» Task prompt
Please answer from the passage on Joubert syndrome: which three cardinal features establish the diagnosis?

» Document section
════════

Joubert syndrome (JS) is a ciliopathy with abnormalities in the structure and function of cilia in the brain, retinal photoreceptors, bile duct epithelium and microtubules of the kidney, resulting in multiorgan involvement [1,2]. JS is diagnosed by the presence of three cardinal features: hypotonia in infancy, molar tooth sign (MTS) on brain imaging, and developmental delay [1,3,4], with ataxia typically occurring later in the course of illness. Additionally, abnormal breathing patterns, abnormal eye movements, and facial dysmorphism can be present [1]. Movement disorders other than ataxia are rarely described [5-7]. The diagnosis of JS is highly dependent upon imaging, which shows classical MTS [8]. Genetic testing is also beneficial, with more than 30 causative genes identified [9]. The present study aims to characterize the spectrum of neurological involvement with a focus on movement disorders and other systemic involvement, blood investigations, and imaging abnormalities.

════════

» Data extracts
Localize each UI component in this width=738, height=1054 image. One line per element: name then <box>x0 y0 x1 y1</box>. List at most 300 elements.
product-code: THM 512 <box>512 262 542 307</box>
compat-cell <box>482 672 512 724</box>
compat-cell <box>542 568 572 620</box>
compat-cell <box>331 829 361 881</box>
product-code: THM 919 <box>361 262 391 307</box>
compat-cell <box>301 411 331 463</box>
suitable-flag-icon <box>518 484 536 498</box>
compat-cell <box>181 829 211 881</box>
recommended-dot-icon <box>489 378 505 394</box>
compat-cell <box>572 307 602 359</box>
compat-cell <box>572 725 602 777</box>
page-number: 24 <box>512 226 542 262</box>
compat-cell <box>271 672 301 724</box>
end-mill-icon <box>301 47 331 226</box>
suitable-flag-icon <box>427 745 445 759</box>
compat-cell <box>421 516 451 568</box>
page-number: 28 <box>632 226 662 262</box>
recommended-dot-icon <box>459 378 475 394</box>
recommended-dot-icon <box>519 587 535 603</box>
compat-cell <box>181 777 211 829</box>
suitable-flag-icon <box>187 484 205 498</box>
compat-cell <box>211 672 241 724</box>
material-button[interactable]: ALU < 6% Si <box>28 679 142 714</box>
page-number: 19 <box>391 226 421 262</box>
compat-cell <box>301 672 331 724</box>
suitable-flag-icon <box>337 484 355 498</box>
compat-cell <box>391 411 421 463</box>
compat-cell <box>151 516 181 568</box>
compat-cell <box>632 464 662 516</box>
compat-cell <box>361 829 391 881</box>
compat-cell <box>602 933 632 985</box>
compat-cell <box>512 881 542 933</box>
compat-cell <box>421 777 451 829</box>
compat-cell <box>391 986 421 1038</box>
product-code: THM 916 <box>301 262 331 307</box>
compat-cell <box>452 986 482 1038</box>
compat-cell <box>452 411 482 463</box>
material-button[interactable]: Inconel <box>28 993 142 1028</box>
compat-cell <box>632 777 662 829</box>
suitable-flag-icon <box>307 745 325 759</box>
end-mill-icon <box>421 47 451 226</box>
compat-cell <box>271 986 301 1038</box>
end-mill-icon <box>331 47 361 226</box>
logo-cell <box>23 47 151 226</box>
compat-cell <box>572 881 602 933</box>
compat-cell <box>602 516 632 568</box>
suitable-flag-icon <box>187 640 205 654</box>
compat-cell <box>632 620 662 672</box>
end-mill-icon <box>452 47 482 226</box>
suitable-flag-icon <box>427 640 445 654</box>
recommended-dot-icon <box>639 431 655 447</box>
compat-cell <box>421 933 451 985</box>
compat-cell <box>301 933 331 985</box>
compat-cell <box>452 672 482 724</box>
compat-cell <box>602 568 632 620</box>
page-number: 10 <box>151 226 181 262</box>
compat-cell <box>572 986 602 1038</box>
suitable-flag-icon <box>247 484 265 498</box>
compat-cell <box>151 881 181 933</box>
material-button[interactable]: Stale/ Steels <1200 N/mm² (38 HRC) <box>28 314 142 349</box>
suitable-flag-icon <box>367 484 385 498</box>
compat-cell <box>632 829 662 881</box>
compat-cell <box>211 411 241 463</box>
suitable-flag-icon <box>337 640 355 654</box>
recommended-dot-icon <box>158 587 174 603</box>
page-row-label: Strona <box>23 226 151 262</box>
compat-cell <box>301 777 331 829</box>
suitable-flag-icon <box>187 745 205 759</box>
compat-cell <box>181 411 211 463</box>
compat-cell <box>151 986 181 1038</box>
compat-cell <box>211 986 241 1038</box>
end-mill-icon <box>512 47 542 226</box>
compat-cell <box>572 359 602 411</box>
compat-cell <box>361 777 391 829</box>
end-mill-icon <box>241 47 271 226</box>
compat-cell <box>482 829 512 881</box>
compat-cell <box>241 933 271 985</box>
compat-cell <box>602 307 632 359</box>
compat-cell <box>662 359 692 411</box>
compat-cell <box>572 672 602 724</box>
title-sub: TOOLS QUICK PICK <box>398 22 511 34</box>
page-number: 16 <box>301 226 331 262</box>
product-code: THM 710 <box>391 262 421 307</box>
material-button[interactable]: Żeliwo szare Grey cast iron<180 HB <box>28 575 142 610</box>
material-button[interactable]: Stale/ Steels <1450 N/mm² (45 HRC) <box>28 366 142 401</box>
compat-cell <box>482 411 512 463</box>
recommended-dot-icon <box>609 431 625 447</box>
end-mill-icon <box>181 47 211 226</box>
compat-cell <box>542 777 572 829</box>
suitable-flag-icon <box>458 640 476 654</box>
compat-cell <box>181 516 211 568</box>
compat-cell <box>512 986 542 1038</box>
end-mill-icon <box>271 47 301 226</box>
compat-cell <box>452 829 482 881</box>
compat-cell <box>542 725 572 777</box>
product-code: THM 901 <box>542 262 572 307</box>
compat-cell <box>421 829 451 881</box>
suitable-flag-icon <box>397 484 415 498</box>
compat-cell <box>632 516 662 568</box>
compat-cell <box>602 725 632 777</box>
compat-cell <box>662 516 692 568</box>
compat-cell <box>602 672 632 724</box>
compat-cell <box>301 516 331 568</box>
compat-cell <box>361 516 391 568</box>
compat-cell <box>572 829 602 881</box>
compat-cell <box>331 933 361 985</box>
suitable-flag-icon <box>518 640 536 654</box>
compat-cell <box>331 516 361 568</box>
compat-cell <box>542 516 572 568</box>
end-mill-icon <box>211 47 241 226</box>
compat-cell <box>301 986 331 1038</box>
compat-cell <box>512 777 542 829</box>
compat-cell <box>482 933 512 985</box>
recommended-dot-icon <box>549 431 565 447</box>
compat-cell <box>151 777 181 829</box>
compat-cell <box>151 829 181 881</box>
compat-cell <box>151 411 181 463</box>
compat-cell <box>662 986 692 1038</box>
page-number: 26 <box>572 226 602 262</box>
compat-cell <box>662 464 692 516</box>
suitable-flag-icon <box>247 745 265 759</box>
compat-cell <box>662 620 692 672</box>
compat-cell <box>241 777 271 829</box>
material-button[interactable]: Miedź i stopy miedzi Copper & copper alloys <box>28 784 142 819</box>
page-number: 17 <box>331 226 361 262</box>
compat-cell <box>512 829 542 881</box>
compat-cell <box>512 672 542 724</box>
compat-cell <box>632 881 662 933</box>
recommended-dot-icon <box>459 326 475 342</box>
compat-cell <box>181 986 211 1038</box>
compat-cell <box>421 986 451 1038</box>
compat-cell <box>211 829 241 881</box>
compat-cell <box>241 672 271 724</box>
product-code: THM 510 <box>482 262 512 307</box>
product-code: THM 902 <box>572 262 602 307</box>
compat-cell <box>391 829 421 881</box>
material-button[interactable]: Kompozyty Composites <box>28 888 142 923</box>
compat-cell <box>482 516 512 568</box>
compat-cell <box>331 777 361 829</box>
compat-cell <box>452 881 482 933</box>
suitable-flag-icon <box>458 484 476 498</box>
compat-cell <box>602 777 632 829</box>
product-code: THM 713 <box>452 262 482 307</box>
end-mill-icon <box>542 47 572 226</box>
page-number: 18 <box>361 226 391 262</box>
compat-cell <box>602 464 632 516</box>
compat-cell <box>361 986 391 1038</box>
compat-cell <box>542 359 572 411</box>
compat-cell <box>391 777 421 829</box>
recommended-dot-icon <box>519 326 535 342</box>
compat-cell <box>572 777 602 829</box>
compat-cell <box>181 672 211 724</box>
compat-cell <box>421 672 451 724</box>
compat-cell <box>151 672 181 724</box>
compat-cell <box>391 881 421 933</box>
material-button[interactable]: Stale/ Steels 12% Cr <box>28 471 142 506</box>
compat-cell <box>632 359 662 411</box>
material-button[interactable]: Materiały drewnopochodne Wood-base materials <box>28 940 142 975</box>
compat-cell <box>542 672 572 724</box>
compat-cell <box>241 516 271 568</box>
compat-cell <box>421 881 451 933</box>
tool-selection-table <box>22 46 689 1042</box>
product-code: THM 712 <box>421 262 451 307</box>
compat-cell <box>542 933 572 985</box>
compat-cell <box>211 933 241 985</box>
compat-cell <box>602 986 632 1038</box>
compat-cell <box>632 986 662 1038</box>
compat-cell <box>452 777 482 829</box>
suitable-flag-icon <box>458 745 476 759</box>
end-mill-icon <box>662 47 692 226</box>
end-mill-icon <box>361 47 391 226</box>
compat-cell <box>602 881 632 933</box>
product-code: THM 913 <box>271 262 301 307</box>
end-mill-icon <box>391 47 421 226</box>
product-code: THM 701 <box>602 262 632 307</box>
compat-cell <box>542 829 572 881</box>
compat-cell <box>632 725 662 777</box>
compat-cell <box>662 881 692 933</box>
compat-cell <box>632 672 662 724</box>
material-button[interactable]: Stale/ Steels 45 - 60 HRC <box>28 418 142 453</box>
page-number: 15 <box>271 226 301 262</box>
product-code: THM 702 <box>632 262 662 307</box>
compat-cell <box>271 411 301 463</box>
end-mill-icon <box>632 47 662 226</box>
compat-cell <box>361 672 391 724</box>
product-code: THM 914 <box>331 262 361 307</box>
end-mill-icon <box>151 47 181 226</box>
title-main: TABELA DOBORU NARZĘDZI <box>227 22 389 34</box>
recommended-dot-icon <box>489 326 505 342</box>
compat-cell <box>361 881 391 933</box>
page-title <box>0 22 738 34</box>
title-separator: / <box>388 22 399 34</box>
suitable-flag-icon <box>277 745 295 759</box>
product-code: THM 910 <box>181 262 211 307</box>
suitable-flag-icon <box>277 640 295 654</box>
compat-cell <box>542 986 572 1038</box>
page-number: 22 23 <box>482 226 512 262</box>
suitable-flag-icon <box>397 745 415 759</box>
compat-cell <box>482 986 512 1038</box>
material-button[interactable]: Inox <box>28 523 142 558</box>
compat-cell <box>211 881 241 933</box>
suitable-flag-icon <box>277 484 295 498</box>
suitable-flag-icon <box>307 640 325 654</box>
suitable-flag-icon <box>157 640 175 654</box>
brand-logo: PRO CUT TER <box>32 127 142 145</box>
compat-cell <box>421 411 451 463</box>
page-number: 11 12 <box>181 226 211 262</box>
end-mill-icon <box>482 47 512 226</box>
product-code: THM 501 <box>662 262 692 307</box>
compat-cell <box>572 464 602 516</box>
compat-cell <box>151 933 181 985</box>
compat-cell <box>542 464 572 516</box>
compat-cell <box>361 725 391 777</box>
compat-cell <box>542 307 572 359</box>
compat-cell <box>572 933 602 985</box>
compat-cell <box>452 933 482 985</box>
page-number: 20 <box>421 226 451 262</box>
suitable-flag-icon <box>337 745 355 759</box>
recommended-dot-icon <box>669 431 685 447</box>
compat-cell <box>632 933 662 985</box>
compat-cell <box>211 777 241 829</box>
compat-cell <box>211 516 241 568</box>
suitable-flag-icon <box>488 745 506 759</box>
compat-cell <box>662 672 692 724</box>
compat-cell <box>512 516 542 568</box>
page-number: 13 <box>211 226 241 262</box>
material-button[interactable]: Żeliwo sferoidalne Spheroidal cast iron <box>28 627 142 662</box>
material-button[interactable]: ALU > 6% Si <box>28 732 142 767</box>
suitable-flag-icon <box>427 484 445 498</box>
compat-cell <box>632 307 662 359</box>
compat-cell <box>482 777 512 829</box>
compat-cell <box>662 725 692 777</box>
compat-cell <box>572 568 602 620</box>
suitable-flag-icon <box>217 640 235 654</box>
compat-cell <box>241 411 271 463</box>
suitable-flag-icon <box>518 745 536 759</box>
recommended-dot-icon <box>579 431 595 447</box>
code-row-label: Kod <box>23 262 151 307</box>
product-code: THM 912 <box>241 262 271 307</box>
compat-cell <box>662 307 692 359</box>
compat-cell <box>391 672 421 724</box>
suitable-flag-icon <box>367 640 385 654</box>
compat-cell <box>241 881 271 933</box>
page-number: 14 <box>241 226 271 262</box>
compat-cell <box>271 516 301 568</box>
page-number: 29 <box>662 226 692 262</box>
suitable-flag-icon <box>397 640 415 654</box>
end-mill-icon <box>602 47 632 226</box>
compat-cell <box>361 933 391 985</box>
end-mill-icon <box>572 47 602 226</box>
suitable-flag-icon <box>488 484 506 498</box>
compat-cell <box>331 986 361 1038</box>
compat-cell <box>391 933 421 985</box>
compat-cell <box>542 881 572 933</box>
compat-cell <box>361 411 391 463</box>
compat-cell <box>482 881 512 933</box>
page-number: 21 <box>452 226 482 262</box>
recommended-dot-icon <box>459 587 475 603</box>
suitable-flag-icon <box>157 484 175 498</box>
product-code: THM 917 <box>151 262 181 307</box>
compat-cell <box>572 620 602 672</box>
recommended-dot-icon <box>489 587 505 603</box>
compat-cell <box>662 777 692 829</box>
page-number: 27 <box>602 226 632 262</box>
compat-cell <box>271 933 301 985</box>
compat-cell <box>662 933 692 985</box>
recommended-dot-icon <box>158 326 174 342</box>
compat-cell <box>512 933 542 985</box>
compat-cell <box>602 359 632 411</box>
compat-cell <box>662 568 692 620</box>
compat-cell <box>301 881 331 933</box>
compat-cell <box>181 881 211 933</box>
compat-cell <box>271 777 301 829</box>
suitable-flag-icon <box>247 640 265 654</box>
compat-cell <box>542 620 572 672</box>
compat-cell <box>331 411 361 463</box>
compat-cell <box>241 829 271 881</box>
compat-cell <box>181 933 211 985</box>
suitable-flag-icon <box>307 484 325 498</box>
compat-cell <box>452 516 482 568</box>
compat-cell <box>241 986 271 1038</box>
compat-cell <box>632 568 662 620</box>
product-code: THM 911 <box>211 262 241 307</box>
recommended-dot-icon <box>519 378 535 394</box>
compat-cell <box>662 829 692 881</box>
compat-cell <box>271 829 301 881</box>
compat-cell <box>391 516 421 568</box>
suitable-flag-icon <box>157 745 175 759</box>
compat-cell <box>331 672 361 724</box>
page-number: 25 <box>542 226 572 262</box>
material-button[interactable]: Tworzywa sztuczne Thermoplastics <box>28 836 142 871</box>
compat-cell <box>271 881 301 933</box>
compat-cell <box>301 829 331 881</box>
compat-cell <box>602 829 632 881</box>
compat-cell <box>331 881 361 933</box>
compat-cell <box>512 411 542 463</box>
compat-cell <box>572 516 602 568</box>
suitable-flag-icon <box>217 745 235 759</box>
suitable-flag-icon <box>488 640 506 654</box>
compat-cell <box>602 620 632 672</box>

════════

» Output below
Hypotonia in infancy, molar tooth sign (MTS) on brain imaging, and developmental delay.